» **Provided data**
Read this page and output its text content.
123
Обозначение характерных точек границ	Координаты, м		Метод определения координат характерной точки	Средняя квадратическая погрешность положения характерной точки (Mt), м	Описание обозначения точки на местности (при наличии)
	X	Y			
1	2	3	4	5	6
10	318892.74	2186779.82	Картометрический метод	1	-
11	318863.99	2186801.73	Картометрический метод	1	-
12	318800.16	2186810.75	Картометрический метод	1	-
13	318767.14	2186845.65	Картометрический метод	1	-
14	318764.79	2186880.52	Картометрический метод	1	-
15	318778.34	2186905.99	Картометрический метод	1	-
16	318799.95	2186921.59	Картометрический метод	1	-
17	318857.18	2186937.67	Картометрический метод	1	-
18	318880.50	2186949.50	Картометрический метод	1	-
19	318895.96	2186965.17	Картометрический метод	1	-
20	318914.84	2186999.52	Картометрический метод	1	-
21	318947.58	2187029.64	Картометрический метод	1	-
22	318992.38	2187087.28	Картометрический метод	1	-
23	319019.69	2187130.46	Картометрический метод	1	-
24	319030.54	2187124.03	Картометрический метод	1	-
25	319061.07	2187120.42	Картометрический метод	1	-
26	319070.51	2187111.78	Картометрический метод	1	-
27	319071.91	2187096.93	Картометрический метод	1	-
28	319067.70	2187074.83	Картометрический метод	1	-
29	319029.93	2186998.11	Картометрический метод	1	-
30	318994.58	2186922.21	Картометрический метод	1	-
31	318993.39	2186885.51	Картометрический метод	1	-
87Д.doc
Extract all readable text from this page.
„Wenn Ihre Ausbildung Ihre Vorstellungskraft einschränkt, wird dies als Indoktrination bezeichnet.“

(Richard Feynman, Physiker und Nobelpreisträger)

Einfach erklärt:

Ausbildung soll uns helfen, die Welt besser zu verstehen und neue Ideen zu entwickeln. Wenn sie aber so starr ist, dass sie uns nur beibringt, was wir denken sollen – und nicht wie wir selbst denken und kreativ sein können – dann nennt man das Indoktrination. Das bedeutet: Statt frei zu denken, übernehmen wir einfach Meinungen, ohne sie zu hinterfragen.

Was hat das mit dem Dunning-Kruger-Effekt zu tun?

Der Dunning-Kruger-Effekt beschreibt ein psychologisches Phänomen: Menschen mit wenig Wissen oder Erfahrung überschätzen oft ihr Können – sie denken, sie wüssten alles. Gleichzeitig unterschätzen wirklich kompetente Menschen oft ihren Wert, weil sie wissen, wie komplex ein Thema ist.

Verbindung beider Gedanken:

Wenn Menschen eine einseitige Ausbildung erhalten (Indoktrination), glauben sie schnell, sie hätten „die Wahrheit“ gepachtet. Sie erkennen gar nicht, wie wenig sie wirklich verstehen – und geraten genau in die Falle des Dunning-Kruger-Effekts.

» **Description of the task**
Lines from the records above that hold "page" are the ones to list.

» **Response to the exercise**
Read this page and output its text content.
Extract all readable text from this page.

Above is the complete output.